[WHAT NEEDS TO BE DONE] Format every line of the rows below as a numbered list, skipping any blank lines and omitting the pictures.

[DATA FOR PROCESSING]
___
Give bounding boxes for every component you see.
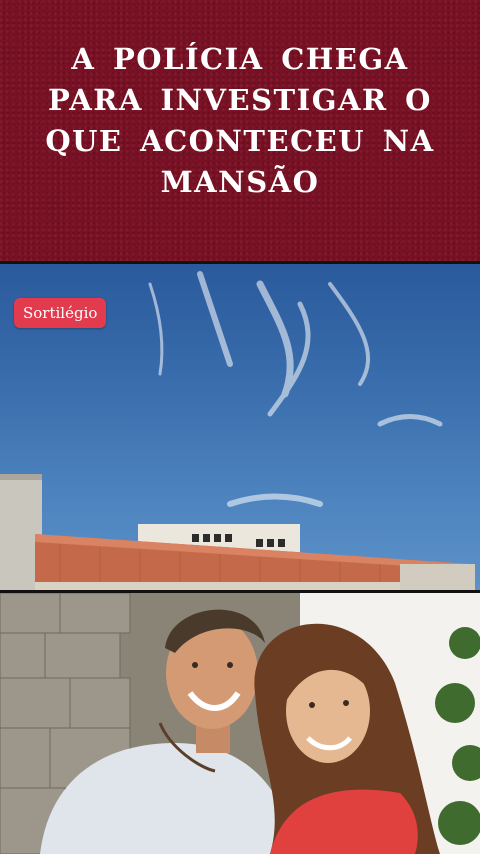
headline-banner: A POLÍCIA CHEGA PARA INVESTIGAR O QUE AC…: [0, 0, 480, 262]
headline-text: A POLÍCIA CHEGA PARA INVESTIGAR O QUE AC…: [45, 42, 435, 199]
show-title-badge: Sortilégio: [14, 298, 107, 328]
couple-photo-illustration: [0, 593, 480, 854]
video-frame-couple: [0, 593, 480, 854]
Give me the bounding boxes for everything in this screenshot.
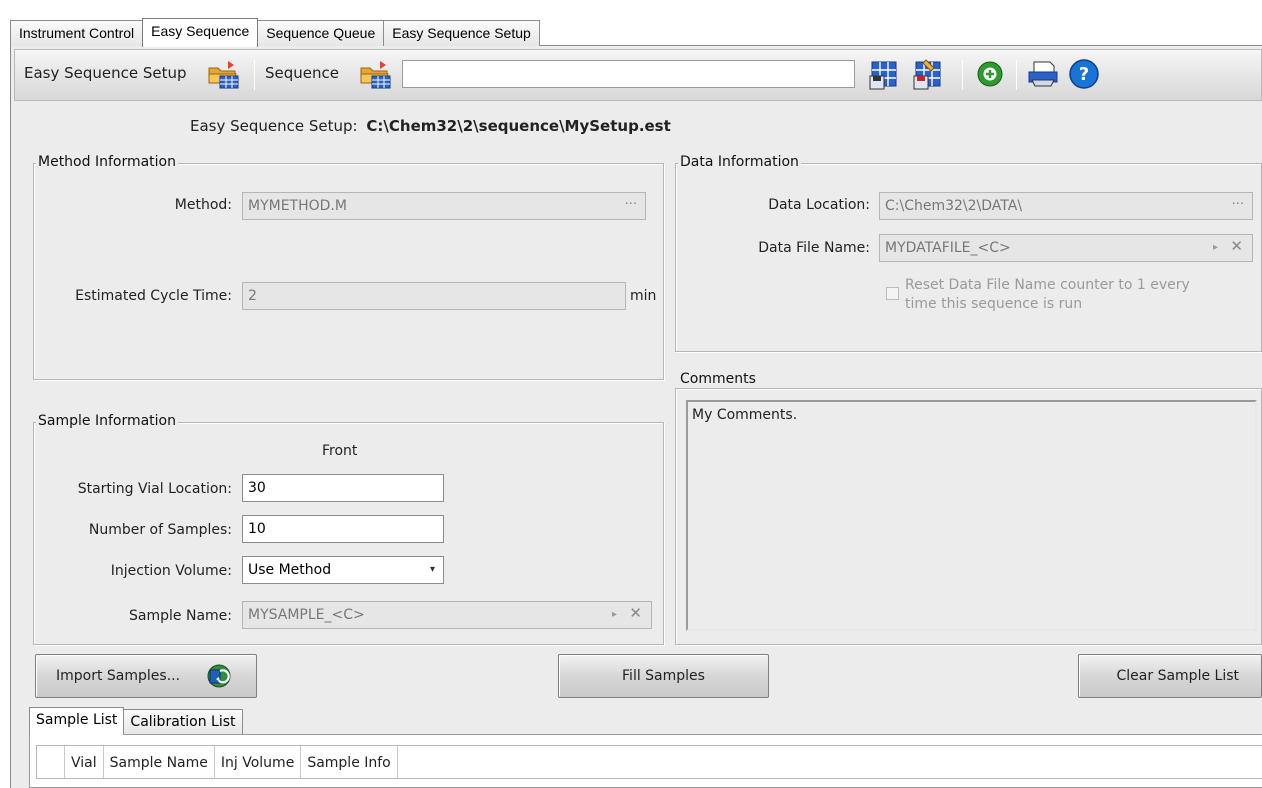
help-icon[interactable]: ? — [1068, 58, 1100, 90]
cycle-time-value: 2 — [248, 288, 257, 304]
data-location-field[interactable]: C:\Chem32\2\DATA\ ··· — [879, 192, 1253, 220]
injection-volume-value: Use Method — [248, 562, 332, 578]
column-header-sample-info[interactable]: Sample Info — [301, 746, 398, 778]
row-selector-header — [37, 746, 65, 778]
cycle-time-field[interactable]: 2 — [242, 282, 626, 310]
save-as-icon[interactable] — [912, 58, 946, 90]
sample-name-label: Sample Name: — [129, 608, 232, 624]
data-file-name-value: MYDATAFILE_<C> — [885, 240, 1011, 256]
folder-open-icon[interactable] — [358, 60, 392, 90]
sample-name-field[interactable]: MYSAMPLE_<C> ▸ ✕ — [242, 601, 652, 629]
starting-vial-input[interactable]: 30 — [242, 474, 444, 502]
data-file-name-clear-icon[interactable]: ✕ — [1230, 236, 1243, 256]
reset-counter-label: Reset Data File Name counter to 1 every … — [905, 276, 1190, 314]
add-green-icon[interactable] — [976, 60, 1004, 88]
data-location-value: C:\Chem32\2\DATA\ — [885, 198, 1023, 214]
sample-name-value: MYSAMPLE_<C> — [248, 607, 365, 623]
comments-title: Comments — [678, 371, 758, 387]
sample-list-tabstrip: Sample List Calibration List — [29, 707, 243, 735]
method-label: Method: — [174, 197, 232, 213]
number-of-samples-input[interactable]: 10 — [242, 515, 444, 543]
comments-text: My Comments. — [692, 407, 798, 423]
cycle-time-unit: min — [630, 288, 657, 304]
sample-name-clear-icon[interactable]: ✕ — [629, 603, 642, 623]
method-browse-button[interactable]: ··· — [625, 195, 637, 215]
sample-grid: Vial Sample Name Inj Volume Sample Info — [29, 734, 1262, 788]
setup-path-value: C:\Chem32\2\sequence\MySetup.est — [366, 117, 671, 135]
injection-volume-select[interactable]: Use Method ▾ — [242, 556, 444, 584]
tab-calibration-list[interactable]: Calibration List — [123, 709, 243, 735]
method-field[interactable]: MYMETHOD.M ··· — [242, 192, 646, 220]
import-samples-label: Import Samples... — [56, 668, 181, 684]
toolbar-sequence-label: Sequence — [265, 64, 339, 82]
injection-volume-label: Injection Volume: — [110, 563, 232, 579]
comments-textarea[interactable]: My Comments. — [686, 400, 1257, 631]
sequence-path-input[interactable] — [402, 60, 855, 88]
method-information-title: Method Information — [36, 154, 178, 170]
data-information-title: Data Information — [678, 154, 801, 170]
import-refresh-icon — [207, 664, 231, 688]
import-samples-button[interactable]: Import Samples... — [35, 654, 257, 698]
tab-easy-sequence[interactable]: Easy Sequence — [142, 18, 259, 47]
toolbar-separator — [1016, 60, 1017, 90]
tab-instrument-control[interactable]: Instrument Control — [10, 20, 144, 46]
method-value: MYMETHOD.M — [248, 198, 347, 214]
column-header-inj-volume[interactable]: Inj Volume — [214, 746, 302, 778]
data-file-name-label: Data File Name: — [758, 240, 870, 256]
setup-path-header: Easy Sequence Setup: C:\Chem32\2\sequenc… — [190, 117, 671, 135]
tab-sequence-queue[interactable]: Sequence Queue — [257, 20, 385, 46]
main-tabstrip: Instrument Control Easy Sequence Sequenc… — [10, 18, 540, 47]
folder-open-icon[interactable] — [206, 60, 240, 90]
clear-sample-list-label: Clear Sample List — [1116, 668, 1239, 684]
fill-samples-button[interactable]: Fill Samples — [558, 654, 769, 698]
data-location-label: Data Location: — [768, 197, 870, 213]
data-file-name-field[interactable]: MYDATAFILE_<C> ▸ ✕ — [879, 234, 1253, 262]
sample-grid-header: Vial Sample Name Inj Volume Sample Info — [36, 745, 1262, 779]
column-header-vial[interactable]: Vial — [65, 746, 104, 778]
toolbar-separator — [254, 60, 255, 90]
print-icon[interactable] — [1026, 58, 1060, 90]
number-of-samples-value: 10 — [248, 521, 266, 537]
sample-information-title: Sample Information — [36, 413, 178, 429]
setup-path-prefix: Easy Sequence Setup: — [190, 117, 358, 135]
data-file-name-arrow-icon[interactable]: ▸ — [1213, 238, 1218, 258]
svg-text:?: ? — [1079, 64, 1089, 85]
sample-name-arrow-icon[interactable]: ▸ — [612, 605, 617, 625]
starting-vial-label: Starting Vial Location: — [77, 481, 232, 497]
toolbar-setup-label: Easy Sequence Setup — [24, 64, 187, 82]
save-sequence-icon[interactable] — [868, 58, 902, 90]
toolbar-separator — [962, 60, 963, 90]
tab-sample-list[interactable]: Sample List — [29, 707, 125, 735]
reset-counter-checkbox[interactable] — [886, 287, 899, 300]
cycle-time-label: Estimated Cycle Time: — [75, 288, 232, 304]
tab-easy-sequence-setup[interactable]: Easy Sequence Setup — [383, 20, 540, 46]
number-of-samples-label: Number of Samples: — [88, 522, 232, 538]
starting-vial-value: 30 — [248, 480, 266, 496]
column-header-sample-name[interactable]: Sample Name — [103, 746, 215, 778]
front-column-head: Front — [322, 443, 358, 459]
fill-samples-label: Fill Samples — [622, 668, 705, 684]
reset-counter-text-1: Reset Data File Name counter to 1 every — [905, 277, 1190, 293]
chevron-down-icon[interactable]: ▾ — [430, 560, 435, 580]
reset-counter-text-2: time this sequence is run — [905, 296, 1083, 312]
clear-sample-list-button[interactable]: Clear Sample List — [1078, 654, 1262, 698]
data-location-browse-button[interactable]: ··· — [1232, 195, 1244, 215]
___
[ANSWER TO THIS EXERCISE]
1. Give bounding boxes for every component you see.
2. headline-banner: A POLÍCIA CHEGA PARA INVESTIGAR O QUE AC…: [0, 0, 480, 262]
3. headline-text: A POLÍCIA CHEGA PARA INVESTIGAR O QUE AC…: [45, 42, 435, 199]
4. show-title-badge: Sortilégio: [14, 298, 107, 328]
5. couple-photo-illustration: [0, 593, 480, 854]
6. video-frame-couple: [0, 593, 480, 854]
7. Give me the bounding boxes for everything in this screenshot.
8. help-icon[interactable]: ? — [1068, 58, 1100, 90]
9. cycle-time-value: 2 — [248, 288, 257, 304]
10. data-location-field[interactable]: C:\Chem32\2\DATA\ ··· — [879, 192, 1253, 220]
11. injection-volume-value: Use Method — [248, 562, 332, 578]
12. column-header-sample-info[interactable]: Sample Info — [301, 746, 398, 778]
13. row-selector-header — [37, 746, 65, 778]
14. cycle-time-field[interactable]: 2 — [242, 282, 626, 310]
15. save-as-icon[interactable] — [912, 58, 946, 90]
16. sample-name-label: Sample Name: — [129, 608, 232, 624]
17. data-file-name-value: MYDATAFILE_<C> — [885, 240, 1011, 256]
18. folder-open-icon[interactable] — [358, 60, 392, 90]
19. sample-name-field[interactable]: MYSAMPLE_<C> ▸ ✕ — [242, 601, 652, 629]
20. starting-vial-input[interactable]: 30 — [242, 474, 444, 502]
21. data-file-name-clear-icon[interactable]: ✕ — [1230, 236, 1243, 256]
22. reset-counter-label: Reset Data File Name counter to 1 every … — [905, 276, 1190, 314]
23. add-green-icon[interactable] — [976, 60, 1004, 88]
24. data-location-value: C:\Chem32\2\DATA\ — [885, 198, 1023, 214]
25. sample-name-value: MYSAMPLE_<C> — [248, 607, 365, 623]
26. comments-title: Comments — [678, 371, 758, 387]
27. sample-list-tabstrip: Sample List Calibration List — [29, 707, 243, 735]
28. method-label: Method: — [174, 197, 232, 213]
29. number-of-samples-input[interactable]: 10 — [242, 515, 444, 543]
30. comments-text: My Comments. — [692, 407, 798, 423]
31. cycle-time-unit: min — [630, 288, 657, 304]
32. sample-name-clear-icon[interactable]: ✕ — [629, 603, 642, 623]
33. method-browse-button[interactable]: ··· — [625, 195, 637, 215]
34. sample-grid: Vial Sample Name Inj Volume Sample Info — [29, 734, 1262, 788]
35. setup-path-value: C:\Chem32\2\sequence\MySetup.est — [366, 117, 671, 135]
36. injection-volume-select[interactable]: Use Method ▾ — [242, 556, 444, 584]
37. tab-calibration-list[interactable]: Calibration List — [123, 709, 243, 735]
38. method-field[interactable]: MYMETHOD.M ··· — [242, 192, 646, 220]
39. import-samples-label: Import Samples... — [56, 668, 181, 684]
40. toolbar-sequence-label: Sequence — [265, 64, 339, 82]
41. injection-volume-label: Injection Volume: — [110, 563, 232, 579]
42. comments-textarea[interactable]: My Comments. — [686, 400, 1257, 631]
43. sequence-path-input[interactable] — [402, 60, 855, 88]
44. method-information-title: Method Information — [36, 154, 178, 170]
45. data-information-title: Data Information — [678, 154, 801, 170]
46. import-refresh-icon — [207, 664, 231, 688]
47. import-samples-button[interactable]: Import Samples... — [35, 654, 257, 698]
48. tab-easy-sequence[interactable]: Easy Sequence — [142, 18, 259, 47]
49. toolbar-separator — [1016, 60, 1017, 90]
50. tab-instrument-control[interactable]: Instrument Control — [10, 20, 144, 46]
51. method-value: MYMETHOD.M — [248, 198, 347, 214]
52. column-header-inj-volume[interactable]: Inj Volume — [214, 746, 302, 778]
53. data-file-name-label: Data File Name: — [758, 240, 870, 256]
54. setup-path-header: Easy Sequence Setup: C:\Chem32\2\sequenc… — [190, 117, 671, 135]
55. tab-sequence-queue[interactable]: Sequence Queue — [257, 20, 385, 46]
56. main-tabstrip: Instrument Control Easy Sequence Sequenc… — [10, 18, 540, 47]
57. folder-open-icon[interactable] — [206, 60, 240, 90]
58. clear-sample-list-label: Clear Sample List — [1116, 668, 1239, 684]
59. fill-samples-button[interactable]: Fill Samples — [558, 654, 769, 698]
60. data-location-label: Data Location: — [768, 197, 870, 213]
61. data-file-name-field[interactable]: MYDATAFILE_<C> ▸ ✕ — [879, 234, 1253, 262]
62. sample-grid-header: Vial Sample Name Inj Volume Sample Info — [36, 745, 1262, 779]
63. column-header-vial[interactable]: Vial — [65, 746, 104, 778]
64. toolbar-separator — [254, 60, 255, 90]
65. print-icon[interactable] — [1026, 58, 1060, 90]
66. number-of-samples-value: 10 — [248, 521, 266, 537]
67. sample-information-title: Sample Information — [36, 413, 178, 429]
68. setup-path-prefix: Easy Sequence Setup: — [190, 117, 358, 135]
69. data-file-name-arrow-icon[interactable]: ▸ — [1213, 238, 1218, 258]
70. svg-text:?: ? — [1079, 64, 1089, 85]
71. sample-name-arrow-icon[interactable]: ▸ — [612, 605, 617, 625]
72. starting-vial-label: Starting Vial Location: — [77, 481, 232, 497]
73. toolbar-setup-label: Easy Sequence Setup — [24, 64, 187, 82]
74. save-sequence-icon[interactable] — [868, 58, 902, 90]
75. toolbar-separator — [962, 60, 963, 90]
76. tab-sample-list[interactable]: Sample List — [29, 707, 125, 735]
77. reset-counter-checkbox[interactable] — [886, 287, 899, 300]
78. cycle-time-label: Estimated Cycle Time: — [75, 288, 232, 304]
79. tab-easy-sequence-setup[interactable]: Easy Sequence Setup — [383, 20, 540, 46]
80. number-of-samples-label: Number of Samples: — [88, 522, 232, 538]
81. starting-vial-value: 30 — [248, 480, 266, 496]
82. column-header-sample-name[interactable]: Sample Name — [103, 746, 215, 778]
83. front-column-head: Front — [322, 443, 358, 459]
84. fill-samples-label: Fill Samples — [622, 668, 705, 684]
85. reset-counter-text-1: Reset Data File Name counter to 1 every — [905, 277, 1190, 293]
86. chevron-down-icon[interactable]: ▾ — [430, 560, 435, 580]
87. reset-counter-text-2: time this sequence is run — [905, 296, 1083, 312]
88. clear-sample-list-button[interactable]: Clear Sample List — [1078, 654, 1262, 698]
89. data-location-browse-button[interactable]: ··· — [1232, 195, 1244, 215]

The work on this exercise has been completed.